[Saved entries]
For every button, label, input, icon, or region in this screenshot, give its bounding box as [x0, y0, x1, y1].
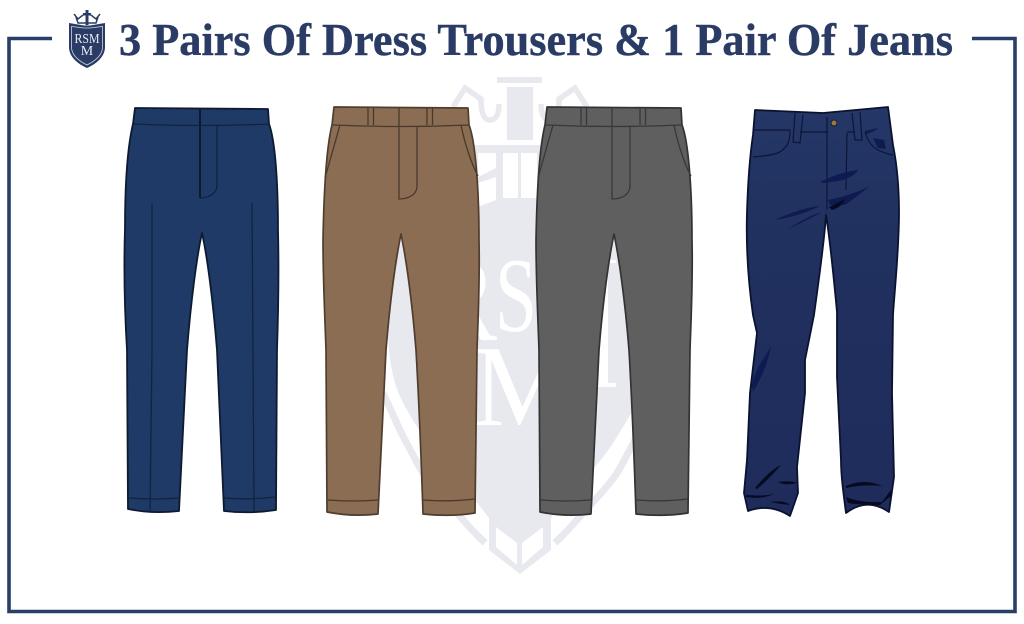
watermark: shield crest [383, 77, 657, 574]
watermark monogram: M: M [473, 323, 573, 451]
icon: logo crest: RSM [74, 32, 100, 47]
trousers: grey dress trousers [536, 107, 692, 515]
trousers: navy dress trousers [124, 108, 278, 512]
jeans button [831, 120, 837, 126]
trousers: tan dress trousers [323, 107, 479, 515]
icon: logo crest [69, 10, 105, 68]
jeans: dark indigo pair [744, 107, 899, 516]
watermark monogram: R: R [430, 233, 497, 366]
icon: logo crest: M [81, 44, 94, 59]
title: 3 Pairs Of Dress Trousers & 1 Pair Of Jeans [119, 15, 953, 65]
watermark monogram: S: S [495, 237, 537, 354]
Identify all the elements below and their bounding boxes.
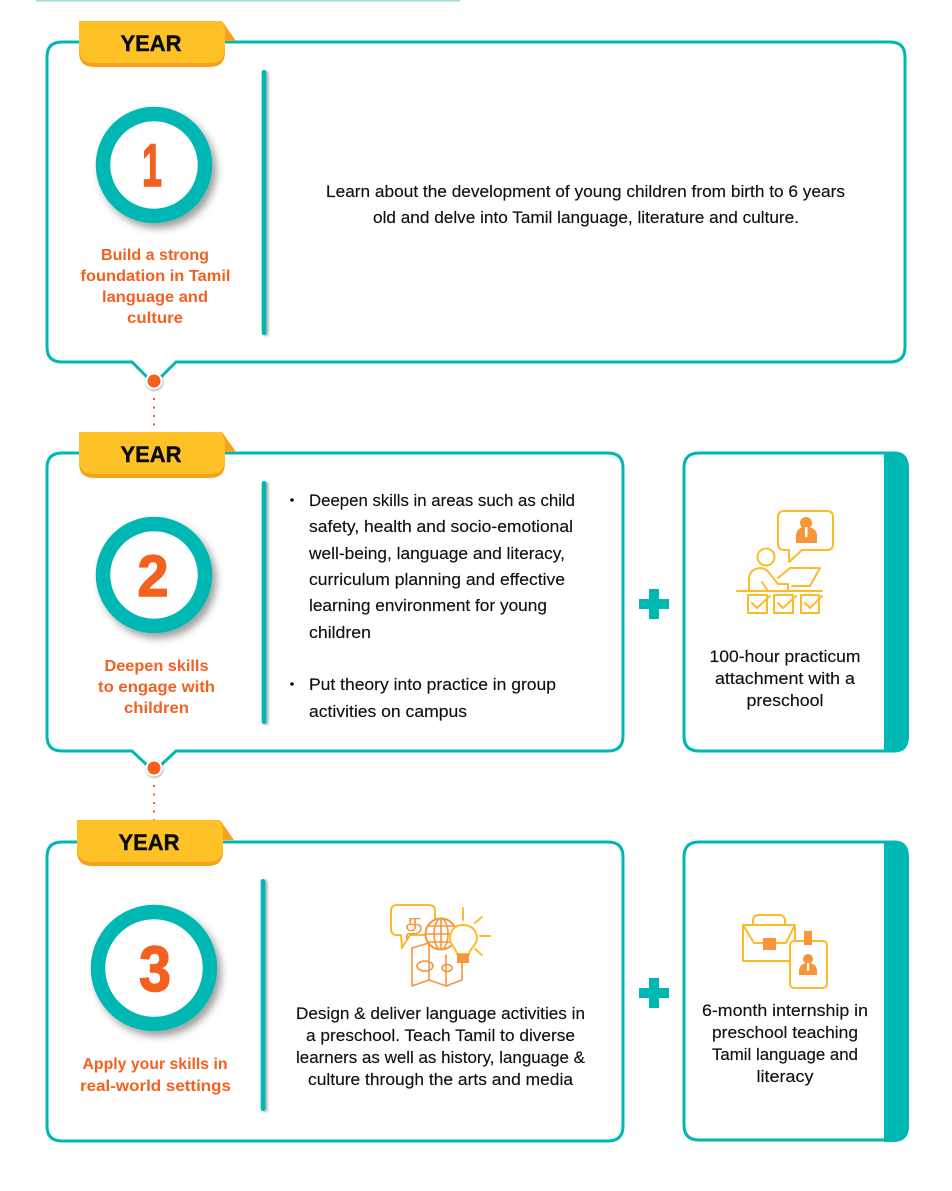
year 1 tab (79, 21, 236, 67)
year 2 subtitle: Deepen skills (104, 658, 209, 675)
icon: teacher at desk with checkboxes (737, 511, 833, 613)
plus sign: year 3 (639, 978, 669, 1008)
panel: year 3 (47, 820, 623, 1141)
year 1 subtitle (80, 247, 230, 327)
connector: year 1 to year 2 (146, 372, 162, 432)
year 3 description: learners as well as history, language & (296, 1049, 585, 1067)
practicum card (684, 452, 909, 752)
year 1 description: Learn about the development of young children from birth to 6 years (326, 183, 845, 201)
cropped page heading sliver (36, 0, 460, 2)
icon: Tamil speech bubble, globe, map and light bulb: த (405, 907, 423, 940)
panel: year 2 practicum (684, 452, 909, 752)
icon: Tamil speech bubble, globe, map and light bulb (391, 905, 490, 986)
year 2 bullet list: Deepen skills in areas such as child (309, 492, 575, 510)
internship caption (702, 1002, 868, 1086)
practicum caption (710, 648, 860, 710)
year 1 subtitle: foundation in Tamil (80, 268, 230, 285)
year 3 tab: YEAR (118, 830, 180, 855)
year 1 description: old and delve into Tamil language, literature and culture. (373, 209, 799, 227)
practicum caption: preschool (746, 692, 824, 710)
year 2 subtitle: children (124, 700, 189, 717)
year 3 description (296, 1005, 585, 1089)
year 2 bullet list: children (309, 624, 371, 642)
year 2 tab: YEAR (120, 442, 182, 467)
connector: year 2 to year 3 (146, 760, 162, 820)
year 2 bullet list: well-being, language and literacy, (308, 545, 565, 563)
year 3 subtitle: real-world settings (80, 1078, 231, 1095)
year 3 divider (261, 879, 265, 1111)
year 1 tab: YEAR (120, 31, 182, 56)
year 2 bullet list (290, 492, 575, 721)
panel: year 1 (47, 21, 905, 377)
year 1 number badge: 1 (142, 132, 162, 199)
icon: briefcase and ID badge (743, 915, 827, 988)
year 3 number badge (98, 912, 210, 1024)
panel 2 outline with notch (47, 453, 623, 765)
year 2 subtitle (98, 658, 215, 717)
year 2 tab (79, 432, 236, 478)
year 1 subtitle: culture (127, 310, 183, 327)
panel: year 2 (47, 432, 623, 765)
year 2 bullet list: Put theory into practice in group (309, 676, 556, 694)
year 2 number badge: 2 (138, 544, 168, 609)
practicum caption: 100-hour practicum (710, 648, 860, 666)
year 1 number badge (103, 114, 205, 216)
panel 3 outline (47, 842, 623, 1141)
internship card (684, 841, 909, 1142)
year 3 description: Design & deliver language activities in (296, 1005, 585, 1023)
year 3 subtitle: Apply your skills in (82, 1056, 228, 1073)
internship caption: literacy (756, 1068, 814, 1086)
year 2 bullet list: activities on campus (309, 703, 467, 721)
year 1 divider (262, 70, 266, 335)
year 3 number badge: 3 (139, 933, 171, 1005)
year 2 divider (262, 481, 266, 724)
internship caption: Tamil language and (712, 1046, 858, 1064)
panel: year 3 internship (684, 841, 909, 1142)
year 2 bullet list: curriculum planning and effective (309, 571, 565, 589)
practicum caption: attachment with a (715, 670, 856, 688)
year 2 bullet list: learning environment for young (309, 597, 547, 615)
year 1 subtitle: language and (102, 289, 208, 306)
internship caption: 6-month internship in (702, 1002, 868, 1020)
internship caption: preschool teaching (712, 1024, 858, 1042)
plus sign: year 2 (639, 589, 669, 619)
year 2 bullet list: safety, health and socio-emotional (309, 518, 573, 536)
year 1 subtitle: Build a strong (101, 247, 209, 264)
year 2 number badge (103, 524, 205, 626)
year 3 description: culture through the arts and media (308, 1071, 574, 1089)
year 3 description: a preschool. Teach Tamil to diverse (306, 1027, 575, 1045)
year 3 tab (77, 820, 234, 866)
year 3 subtitle (80, 1056, 231, 1095)
year 1 description (326, 183, 845, 227)
panel 1 outline with notch (47, 42, 905, 377)
year 2 subtitle: to engage with (98, 679, 215, 696)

» **Your objective**: Copy every line of the rows above verbatim, omitting the picture lines.

» **Result for this task**:
For every button, label, input, icon, or region in this screenshot, give its bounding box as [x0, y0, x1, y1].
watermark: shield crest [383, 77, 657, 574]
watermark monogram: M: M [473, 323, 573, 451]
icon: logo crest: RSM [74, 32, 100, 47]
trousers: grey dress trousers [536, 107, 692, 515]
trousers: navy dress trousers [124, 108, 278, 512]
jeans button [831, 120, 837, 126]
trousers: tan dress trousers [323, 107, 479, 515]
icon: logo crest [69, 10, 105, 68]
jeans: dark indigo pair [744, 107, 899, 516]
watermark monogram: R: R [430, 233, 497, 366]
icon: logo crest: M [81, 44, 94, 59]
title: 3 Pairs Of Dress Trousers & 1 Pair Of Jeans [119, 15, 953, 65]
watermark monogram: S: S [495, 237, 537, 354]
Identify all the elements below and their bounding boxes.
year 1 tab (79, 21, 236, 67)
year 2 subtitle: Deepen skills (104, 658, 209, 675)
icon: teacher at desk with checkboxes (737, 511, 833, 613)
plus sign: year 3 (639, 978, 669, 1008)
panel: year 3 (47, 820, 623, 1141)
year 1 subtitle (80, 247, 230, 327)
connector: year 1 to year 2 (146, 372, 162, 432)
year 3 description: learners as well as history, language & (296, 1049, 585, 1067)
practicum card (684, 452, 909, 752)
year 1 description: Learn about the development of young children from birth to 6 years (326, 183, 845, 201)
cropped page heading sliver (36, 0, 460, 2)
icon: Tamil speech bubble, globe, map and light bulb: த (405, 907, 423, 940)
panel: year 2 practicum (684, 452, 909, 752)
icon: Tamil speech bubble, globe, map and light bulb (391, 905, 490, 986)
year 2 bullet list: Deepen skills in areas such as child (309, 492, 575, 510)
internship caption (702, 1002, 868, 1086)
practicum caption (710, 648, 860, 710)
year 1 subtitle: foundation in Tamil (80, 268, 230, 285)
year 3 tab: YEAR (118, 830, 180, 855)
year 1 description: old and delve into Tamil language, literature and culture. (373, 209, 799, 227)
practicum caption: preschool (746, 692, 824, 710)
year 2 subtitle: children (124, 700, 189, 717)
year 3 description (296, 1005, 585, 1089)
year 2 bullet list: children (309, 624, 371, 642)
year 2 tab: YEAR (120, 442, 182, 467)
connector: year 2 to year 3 (146, 760, 162, 820)
year 2 bullet list: well-being, language and literacy, (308, 545, 565, 563)
year 3 subtitle: real-world settings (80, 1078, 231, 1095)
year 3 divider (261, 879, 265, 1111)
year 1 tab: YEAR (120, 31, 182, 56)
year 2 bullet list (290, 492, 575, 721)
panel: year 1 (47, 21, 905, 377)
year 1 number badge: 1 (142, 132, 162, 199)
icon: briefcase and ID badge (743, 915, 827, 988)
year 3 number badge (98, 912, 210, 1024)
panel 2 outline with notch (47, 453, 623, 765)
year 2 subtitle (98, 658, 215, 717)
year 2 tab (79, 432, 236, 478)
year 1 subtitle: culture (127, 310, 183, 327)
panel: year 2 (47, 432, 623, 765)
year 2 bullet list: Put theory into practice in group (309, 676, 556, 694)
year 2 number badge: 2 (138, 544, 168, 609)
practicum caption: 100-hour practicum (710, 648, 860, 666)
year 1 number badge (103, 114, 205, 216)
panel 3 outline (47, 842, 623, 1141)
internship card (684, 841, 909, 1142)
year 3 description: Design & deliver language activities in (296, 1005, 585, 1023)
year 3 subtitle: Apply your skills in (82, 1056, 228, 1073)
internship caption: literacy (756, 1068, 814, 1086)
year 2 bullet list: activities on campus (309, 703, 467, 721)
year 1 divider (262, 70, 266, 335)
year 3 number badge: 3 (139, 933, 171, 1005)
year 2 divider (262, 481, 266, 724)
internship caption: Tamil language and (712, 1046, 858, 1064)
panel: year 3 internship (684, 841, 909, 1142)
year 2 bullet list: curriculum planning and effective (309, 571, 565, 589)
practicum caption: attachment with a (715, 670, 856, 688)
year 2 bullet list: learning environment for young (309, 597, 547, 615)
year 1 subtitle: language and (102, 289, 208, 306)
internship caption: 6-month internship in (702, 1002, 868, 1020)
internship caption: preschool teaching (712, 1024, 858, 1042)
plus sign: year 2 (639, 589, 669, 619)
year 2 bullet list: safety, health and socio-emotional (309, 518, 573, 536)
year 1 subtitle: Build a strong (101, 247, 209, 264)
year 2 number badge (103, 524, 205, 626)
year 3 description: culture through the arts and media (308, 1071, 574, 1089)
year 3 description: a preschool. Teach Tamil to diverse (306, 1027, 575, 1045)
year 3 tab (77, 820, 234, 866)
year 3 subtitle (80, 1056, 231, 1095)
year 1 description (326, 183, 845, 227)
panel 1 outline with notch (47, 42, 905, 377)
year 2 subtitle: to engage with (98, 679, 215, 696)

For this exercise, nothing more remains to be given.